Passage >>
Posted by Robert H Irving on November 29th, 2009

documentpile In this and following posts we review the 4 reverse mortgage documents you need to examine closely as you research, select, and finally apply for your loan. This is only an overview and is not intended to be an exhaustive explanation of every line in every document.

Consider these as your pre-application documents. You should have received these documents from your loan officer prior to making your decision. They include (1.) the Reverse Mortgage Loan Comparison sheet, (2.) the Good Faith Estimate, (3.) The Amortization Schedule and, (4.) the Total Annual Loan Cost (TALC) calculation.  With these documents in hand you should be able to make an independent, informed decision.  You should also be able to accurately compare offers from a number of lenders if you have done your research properly.  If you do not fully understand the information contained in these documents, you need to find a reverse mortgage specialist willing to meet face-to-face in your home with you, your family and your financial advisor to explain every detail.

Material shown >>

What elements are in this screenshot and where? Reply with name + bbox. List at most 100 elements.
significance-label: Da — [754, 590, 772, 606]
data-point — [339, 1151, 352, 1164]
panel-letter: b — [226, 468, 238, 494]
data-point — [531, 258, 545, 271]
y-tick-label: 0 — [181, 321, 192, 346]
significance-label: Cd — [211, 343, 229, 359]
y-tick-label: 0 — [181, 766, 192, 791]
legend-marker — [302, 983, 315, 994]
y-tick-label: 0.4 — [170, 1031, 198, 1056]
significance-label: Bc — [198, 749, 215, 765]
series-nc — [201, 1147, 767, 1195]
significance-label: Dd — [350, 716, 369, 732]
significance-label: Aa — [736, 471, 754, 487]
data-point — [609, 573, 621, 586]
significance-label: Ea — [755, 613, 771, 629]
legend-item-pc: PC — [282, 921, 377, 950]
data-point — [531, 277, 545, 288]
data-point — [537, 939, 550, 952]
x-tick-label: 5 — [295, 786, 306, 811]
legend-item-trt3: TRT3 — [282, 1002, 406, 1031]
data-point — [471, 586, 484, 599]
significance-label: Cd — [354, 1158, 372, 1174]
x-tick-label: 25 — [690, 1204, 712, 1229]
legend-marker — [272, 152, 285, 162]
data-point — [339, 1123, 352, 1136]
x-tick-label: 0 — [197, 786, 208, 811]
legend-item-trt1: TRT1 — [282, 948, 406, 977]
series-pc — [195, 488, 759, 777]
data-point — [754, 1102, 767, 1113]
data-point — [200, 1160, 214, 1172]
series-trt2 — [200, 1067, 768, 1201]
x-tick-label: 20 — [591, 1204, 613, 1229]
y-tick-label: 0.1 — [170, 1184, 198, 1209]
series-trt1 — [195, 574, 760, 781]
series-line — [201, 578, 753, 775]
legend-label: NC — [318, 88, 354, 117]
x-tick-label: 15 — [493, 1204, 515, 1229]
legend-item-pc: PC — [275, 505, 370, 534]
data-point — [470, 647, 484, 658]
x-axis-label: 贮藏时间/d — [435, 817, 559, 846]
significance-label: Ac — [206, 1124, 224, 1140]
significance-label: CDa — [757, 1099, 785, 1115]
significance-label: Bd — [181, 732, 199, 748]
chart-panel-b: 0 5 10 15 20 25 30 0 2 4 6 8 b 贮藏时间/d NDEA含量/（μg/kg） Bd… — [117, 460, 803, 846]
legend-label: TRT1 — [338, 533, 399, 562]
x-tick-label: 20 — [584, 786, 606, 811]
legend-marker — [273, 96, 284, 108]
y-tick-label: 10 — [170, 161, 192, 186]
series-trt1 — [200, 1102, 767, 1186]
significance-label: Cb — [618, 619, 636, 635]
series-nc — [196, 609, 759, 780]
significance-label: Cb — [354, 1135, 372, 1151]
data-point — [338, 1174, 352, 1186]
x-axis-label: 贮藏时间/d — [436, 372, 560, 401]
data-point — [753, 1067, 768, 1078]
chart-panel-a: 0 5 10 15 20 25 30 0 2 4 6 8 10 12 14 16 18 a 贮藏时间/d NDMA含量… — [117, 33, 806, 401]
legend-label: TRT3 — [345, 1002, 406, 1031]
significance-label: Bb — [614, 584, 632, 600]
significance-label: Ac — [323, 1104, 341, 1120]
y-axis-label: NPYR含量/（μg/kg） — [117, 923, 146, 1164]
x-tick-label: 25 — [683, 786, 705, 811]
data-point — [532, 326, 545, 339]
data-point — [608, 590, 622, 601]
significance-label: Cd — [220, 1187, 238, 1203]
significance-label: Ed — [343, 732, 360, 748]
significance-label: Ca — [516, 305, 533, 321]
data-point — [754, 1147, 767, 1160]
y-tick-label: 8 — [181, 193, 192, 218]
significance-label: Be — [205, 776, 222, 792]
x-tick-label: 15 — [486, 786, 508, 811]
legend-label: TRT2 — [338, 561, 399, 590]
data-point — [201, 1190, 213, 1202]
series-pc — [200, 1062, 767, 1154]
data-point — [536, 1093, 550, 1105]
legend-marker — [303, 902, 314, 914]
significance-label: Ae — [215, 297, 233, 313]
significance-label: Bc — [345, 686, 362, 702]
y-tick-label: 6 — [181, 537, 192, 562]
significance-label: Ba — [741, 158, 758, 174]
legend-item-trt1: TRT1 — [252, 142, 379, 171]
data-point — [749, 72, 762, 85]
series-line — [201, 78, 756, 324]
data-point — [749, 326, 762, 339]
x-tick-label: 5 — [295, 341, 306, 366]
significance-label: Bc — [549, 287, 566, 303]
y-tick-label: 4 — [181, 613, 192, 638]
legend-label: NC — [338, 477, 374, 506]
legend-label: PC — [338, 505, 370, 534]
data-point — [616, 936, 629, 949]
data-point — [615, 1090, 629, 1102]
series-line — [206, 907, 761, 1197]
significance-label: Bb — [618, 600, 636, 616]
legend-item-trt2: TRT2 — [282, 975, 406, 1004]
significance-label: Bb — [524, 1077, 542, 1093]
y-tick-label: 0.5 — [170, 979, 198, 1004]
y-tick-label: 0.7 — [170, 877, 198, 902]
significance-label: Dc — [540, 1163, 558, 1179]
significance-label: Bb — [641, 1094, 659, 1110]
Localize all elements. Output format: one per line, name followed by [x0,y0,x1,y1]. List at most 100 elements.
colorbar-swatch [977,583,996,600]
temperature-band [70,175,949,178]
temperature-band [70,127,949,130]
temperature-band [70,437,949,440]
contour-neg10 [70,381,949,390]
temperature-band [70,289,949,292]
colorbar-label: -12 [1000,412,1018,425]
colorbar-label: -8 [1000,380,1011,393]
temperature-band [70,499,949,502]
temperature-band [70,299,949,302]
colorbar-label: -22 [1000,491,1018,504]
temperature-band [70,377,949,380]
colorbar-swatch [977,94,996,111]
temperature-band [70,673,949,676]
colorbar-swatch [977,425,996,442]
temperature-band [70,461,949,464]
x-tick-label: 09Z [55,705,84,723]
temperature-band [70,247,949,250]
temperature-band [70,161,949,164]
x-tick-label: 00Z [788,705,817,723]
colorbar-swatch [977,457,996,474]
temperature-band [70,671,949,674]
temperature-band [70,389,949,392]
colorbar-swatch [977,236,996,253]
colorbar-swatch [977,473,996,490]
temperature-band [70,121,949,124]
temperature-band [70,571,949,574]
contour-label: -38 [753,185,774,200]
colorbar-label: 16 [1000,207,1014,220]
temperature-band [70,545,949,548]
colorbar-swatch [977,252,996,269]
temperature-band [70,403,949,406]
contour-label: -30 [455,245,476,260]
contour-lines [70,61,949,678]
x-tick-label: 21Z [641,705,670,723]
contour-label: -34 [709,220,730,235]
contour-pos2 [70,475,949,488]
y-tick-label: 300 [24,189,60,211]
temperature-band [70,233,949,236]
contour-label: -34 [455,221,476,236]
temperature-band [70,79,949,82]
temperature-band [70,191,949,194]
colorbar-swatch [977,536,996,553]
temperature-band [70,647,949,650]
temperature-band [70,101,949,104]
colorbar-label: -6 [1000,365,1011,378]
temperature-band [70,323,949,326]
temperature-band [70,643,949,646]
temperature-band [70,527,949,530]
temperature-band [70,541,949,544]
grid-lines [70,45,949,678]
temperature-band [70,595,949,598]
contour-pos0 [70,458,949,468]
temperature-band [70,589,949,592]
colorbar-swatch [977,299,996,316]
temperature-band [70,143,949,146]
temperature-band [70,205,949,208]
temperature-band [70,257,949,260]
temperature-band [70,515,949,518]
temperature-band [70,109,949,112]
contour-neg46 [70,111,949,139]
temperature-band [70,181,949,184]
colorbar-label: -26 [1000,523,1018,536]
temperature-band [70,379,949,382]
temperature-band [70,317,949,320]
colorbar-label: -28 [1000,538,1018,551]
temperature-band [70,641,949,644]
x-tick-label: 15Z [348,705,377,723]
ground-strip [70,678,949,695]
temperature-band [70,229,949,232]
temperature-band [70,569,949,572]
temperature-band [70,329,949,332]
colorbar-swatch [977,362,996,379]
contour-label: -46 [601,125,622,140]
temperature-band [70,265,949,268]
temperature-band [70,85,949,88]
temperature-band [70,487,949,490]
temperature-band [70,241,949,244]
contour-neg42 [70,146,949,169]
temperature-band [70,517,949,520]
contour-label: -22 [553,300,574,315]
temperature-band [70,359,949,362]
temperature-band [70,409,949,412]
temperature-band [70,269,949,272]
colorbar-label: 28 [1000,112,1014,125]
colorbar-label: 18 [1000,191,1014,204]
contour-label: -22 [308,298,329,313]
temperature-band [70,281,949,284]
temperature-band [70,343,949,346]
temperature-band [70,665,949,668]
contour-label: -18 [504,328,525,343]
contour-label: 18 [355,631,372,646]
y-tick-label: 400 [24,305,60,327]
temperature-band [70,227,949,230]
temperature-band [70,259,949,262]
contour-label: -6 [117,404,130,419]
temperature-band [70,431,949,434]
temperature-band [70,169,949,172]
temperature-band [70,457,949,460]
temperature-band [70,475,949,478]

Exercises >>
1: Which pre-application documents does the reverse mortgage post name? List every one of them.
2: Go on with the reverse mortgage post, picking up right after its last sentence.

Answer set >>
1:
- the Reverse Mortgage Loan Comparison sheet
- the Good Faith Estimate
- the Amortization Schedule
- the Total Annual Loan Cost (TALC) calculation

2:
Reverse Mortgage Loan Comparison

We begin at the beginning; researching and accumulating information specific to your situation.  The single most important document to request from your loan officer is the Reverse Mortgage Loan Comparison sheet. To get an accurate estimate (at this point, it is only an estimate, not a guarantee) of how much you might qualify for, the loan officer will need to ask some questions about you and anyone else on the title to the property.  Then the data is loaded into a special calculator and the document is produced. Note that this information is much more detailed and accurate than online calculators designed to identify you as a reverse mortgage prospect.  If the information here has not been supplied by you, it is probably inaccurate.  Print out the sample Reverse Mortgage Loan Comparison and follow along as we go over some of the important items on this summary document. This document has almost everything you need to help you to make an informed decision.

Different lenders might have slightly different forms but the Reverse Mortgage Loan Comparison summary sheet should be arranged in 4 distinct columns. The extreme left column identifies each of the categories such as initial interest rate index, total principal limit, liens and disbursements, etc. found in each of at least 3 different specific HECM loans programs; the remaining columns.  (If you have been given a loan comparison sheet that only shows 1 or 2 options, find another loan officer.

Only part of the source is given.